* Task directions *
Make an exact copy of all the entries below, with the pictures left out.

* Raw records *
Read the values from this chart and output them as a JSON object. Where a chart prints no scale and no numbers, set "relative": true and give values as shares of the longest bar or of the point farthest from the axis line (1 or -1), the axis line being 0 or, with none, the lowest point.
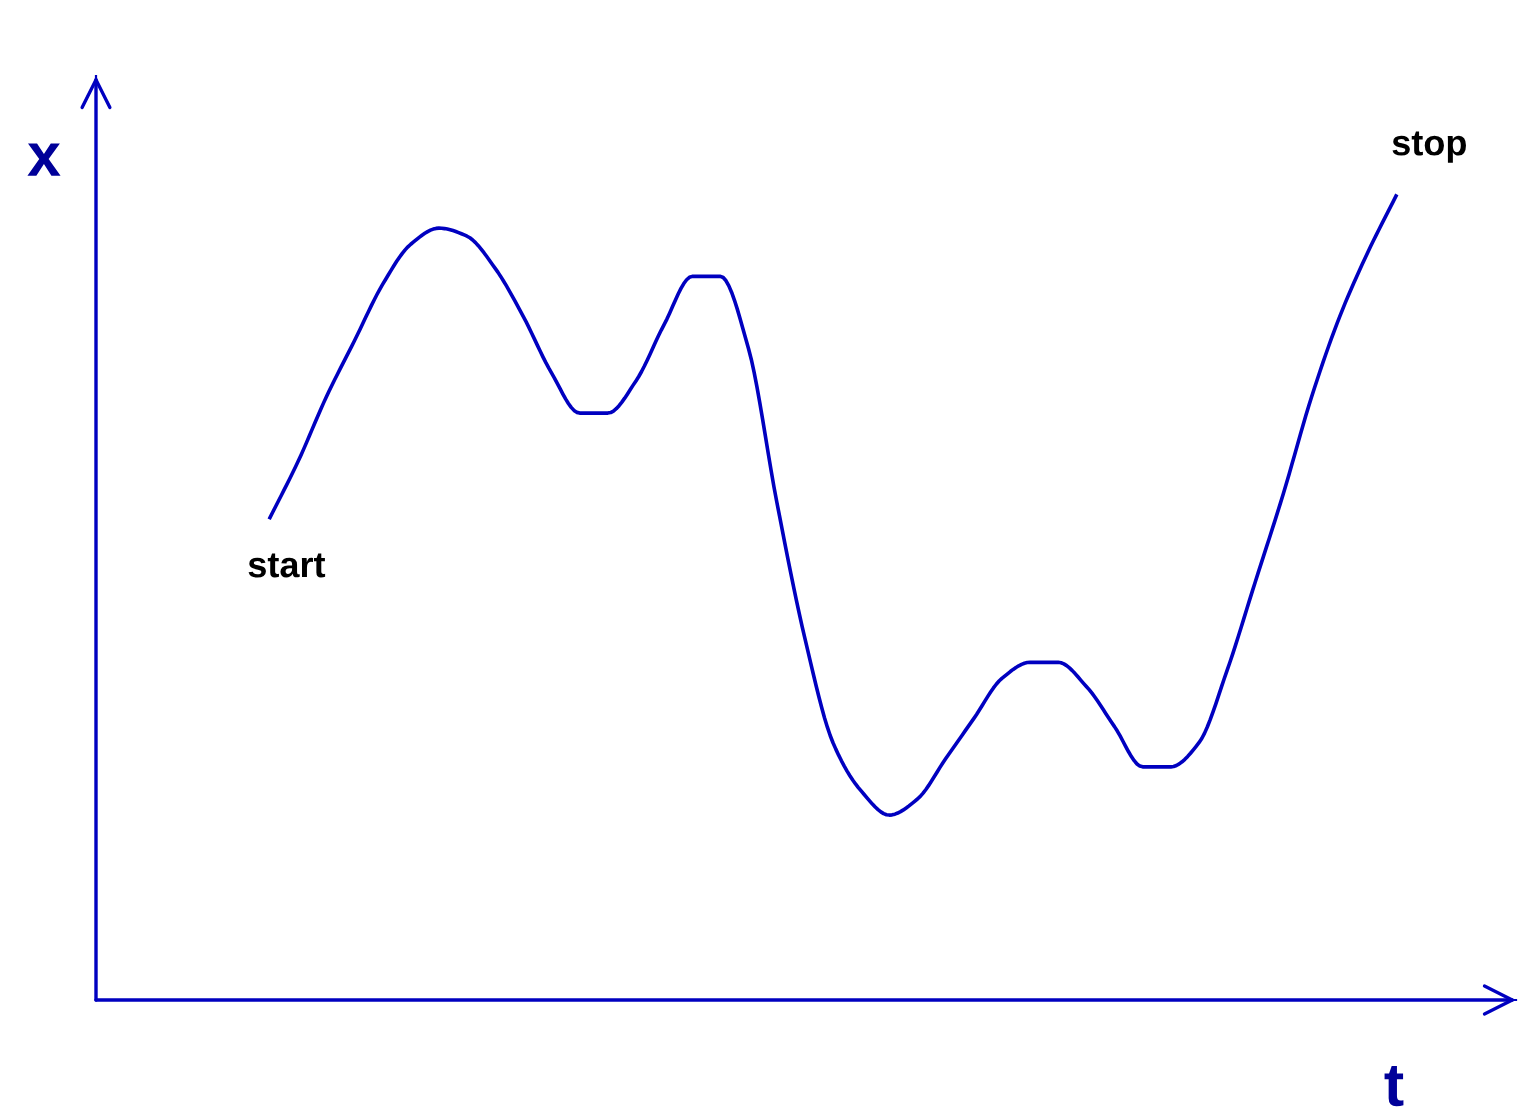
{
  "chart_data": {
    "type": "line",
    "relative": true,
    "xlabel": "t",
    "ylabel": "x",
    "categories": [
      null,
      null,
      null,
      null,
      null,
      null,
      null,
      null,
      null,
      null,
      null,
      null,
      null,
      null,
      null,
      null,
      null,
      null,
      null,
      null,
      null,
      null,
      null,
      null,
      null,
      null,
      null,
      null,
      null,
      null,
      null,
      null,
      null,
      null,
      null,
      null,
      null,
      null,
      null,
      null,
      null
    ],
    "series": [
      {
        "color": "#0000c0",
        "values": [
          0.6,
          0.67,
          0.75,
          0.82,
          0.89,
          0.94,
          0.96,
          0.95,
          0.91,
          0.85,
          0.78,
          0.73,
          0.73,
          0.77,
          0.84,
          0.9,
          0.9,
          0.81,
          0.62,
          0.45,
          0.32,
          0.26,
          0.23,
          0.25,
          0.3,
          0.35,
          0.4,
          0.42,
          0.42,
          0.39,
          0.34,
          0.29,
          0.29,
          0.32,
          0.41,
          0.52,
          0.63,
          0.75,
          0.85,
          0.93,
          1.0
        ]
      }
    ],
    "annotations": [
      "start",
      "stop"
    ]
  }
}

* Output of the exercise *
Read the values from this chart and output them as a JSON object. Where a chart prints no scale and no numbers, set "relative": true and give values as shares of the longest bar or of the point farthest from the axis line (1 or -1), the axis line being 0 or, with none, the lowest point.
{
  "chart_data": {
    "type": "line",
    "relative": true,
    "xlabel": "t",
    "ylabel": "x",
    "categories": [
      null,
      null,
      null,
      null,
      null,
      null,
      null,
      null,
      null,
      null,
      null,
      null,
      null,
      null,
      null,
      null,
      null,
      null,
      null,
      null,
      null,
      null,
      null,
      null,
      null,
      null,
      null,
      null,
      null,
      null,
      null,
      null,
      null,
      null,
      null,
      null,
      null,
      null,
      null,
      null,
      null
    ],
    "series": [
      {
        "color": "#0000c0",
        "values": [
          0.6,
          0.67,
          0.75,
          0.82,
          0.89,
          0.94,
          0.96,
          0.95,
          0.91,
          0.85,
          0.78,
          0.73,
          0.73,
          0.77,
          0.84,
          0.9,
          0.9,
          0.81,
          0.62,
          0.45,
          0.32,
          0.26,
          0.23,
          0.25,
          0.3,
          0.35,
          0.4,
          0.42,
          0.42,
          0.39,
          0.34,
          0.29,
          0.29,
          0.32,
          0.41,
          0.52,
          0.63,
          0.75,
          0.85,
          0.93,
          1.0
        ]
      }
    ],
    "annotations": [
      "start",
      "stop"
    ]
  }
}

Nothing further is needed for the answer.